Stored entries:
- - -
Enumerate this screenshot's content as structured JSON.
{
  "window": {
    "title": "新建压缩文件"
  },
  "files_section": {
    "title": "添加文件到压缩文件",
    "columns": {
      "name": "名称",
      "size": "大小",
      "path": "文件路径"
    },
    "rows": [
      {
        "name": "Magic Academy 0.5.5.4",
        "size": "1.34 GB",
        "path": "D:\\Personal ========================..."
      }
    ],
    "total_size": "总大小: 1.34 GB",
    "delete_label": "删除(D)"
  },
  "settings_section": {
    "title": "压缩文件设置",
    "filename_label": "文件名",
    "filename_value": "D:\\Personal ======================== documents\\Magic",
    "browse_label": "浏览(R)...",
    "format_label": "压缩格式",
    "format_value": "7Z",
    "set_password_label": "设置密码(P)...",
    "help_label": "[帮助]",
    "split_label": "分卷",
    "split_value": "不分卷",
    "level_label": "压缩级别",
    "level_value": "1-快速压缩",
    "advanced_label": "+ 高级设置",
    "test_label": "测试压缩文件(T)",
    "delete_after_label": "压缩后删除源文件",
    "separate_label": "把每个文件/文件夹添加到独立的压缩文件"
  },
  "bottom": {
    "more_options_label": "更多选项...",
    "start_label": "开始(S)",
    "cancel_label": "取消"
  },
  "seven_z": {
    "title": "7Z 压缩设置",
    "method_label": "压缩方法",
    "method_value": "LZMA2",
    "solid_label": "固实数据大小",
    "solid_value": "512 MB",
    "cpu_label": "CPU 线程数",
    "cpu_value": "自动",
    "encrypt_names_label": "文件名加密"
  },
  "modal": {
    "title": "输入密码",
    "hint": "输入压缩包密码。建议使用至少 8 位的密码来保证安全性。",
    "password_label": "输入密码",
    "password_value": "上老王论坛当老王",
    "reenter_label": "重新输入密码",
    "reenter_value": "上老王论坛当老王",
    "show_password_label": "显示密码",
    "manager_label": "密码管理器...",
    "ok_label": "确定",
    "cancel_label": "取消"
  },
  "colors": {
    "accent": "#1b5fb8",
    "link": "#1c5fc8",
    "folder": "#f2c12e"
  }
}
- - -
» Goal:
From the records above, extract each line exactly as shown.

» Final result:
Enumerate this screenshot's content as structured JSON.
{
  "window": {
    "title": "新建压缩文件"
  },
  "files_section": {
    "title": "添加文件到压缩文件",
    "columns": {
      "name": "名称",
      "size": "大小",
      "path": "文件路径"
    },
    "rows": [
      {
        "name": "Magic Academy 0.5.5.4",
        "size": "1.34 GB",
        "path": "D:\\Personal ========================..."
      }
    ],
    "total_size": "总大小: 1.34 GB",
    "delete_label": "删除(D)"
  },
  "settings_section": {
    "title": "压缩文件设置",
    "filename_label": "文件名",
    "filename_value": "D:\\Personal ======================== documents\\Magic",
    "browse_label": "浏览(R)...",
    "format_label": "压缩格式",
    "format_value": "7Z",
    "set_password_label": "设置密码(P)...",
    "help_label": "[帮助]",
    "split_label": "分卷",
    "split_value": "不分卷",
    "level_label": "压缩级别",
    "level_value": "1-快速压缩",
    "advanced_label": "+ 高级设置",
    "test_label": "测试压缩文件(T)",
    "delete_after_label": "压缩后删除源文件",
    "separate_label": "把每个文件/文件夹添加到独立的压缩文件"
  },
  "bottom": {
    "more_options_label": "更多选项...",
    "start_label": "开始(S)",
    "cancel_label": "取消"
  },
  "seven_z": {
    "title": "7Z 压缩设置",
    "method_label": "压缩方法",
    "method_value": "LZMA2",
    "solid_label": "固实数据大小",
    "solid_value": "512 MB",
    "cpu_label": "CPU 线程数",
    "cpu_value": "自动",
    "encrypt_names_label": "文件名加密"
  },
  "modal": {
    "title": "输入密码",
    "hint": "输入压缩包密码。建议使用至少 8 位的密码来保证安全性。",
    "password_label": "输入密码",
    "password_value": "上老王论坛当老王",
    "reenter_label": "重新输入密码",
    "reenter_value": "上老王论坛当老王",
    "show_password_label": "显示密码",
    "manager_label": "密码管理器...",
    "ok_label": "确定",
    "cancel_label": "取消"
  },
  "colors": {
    "accent": "#1b5fb8",
    "link": "#1c5fc8",
    "folder": "#f2c12e"
  }
}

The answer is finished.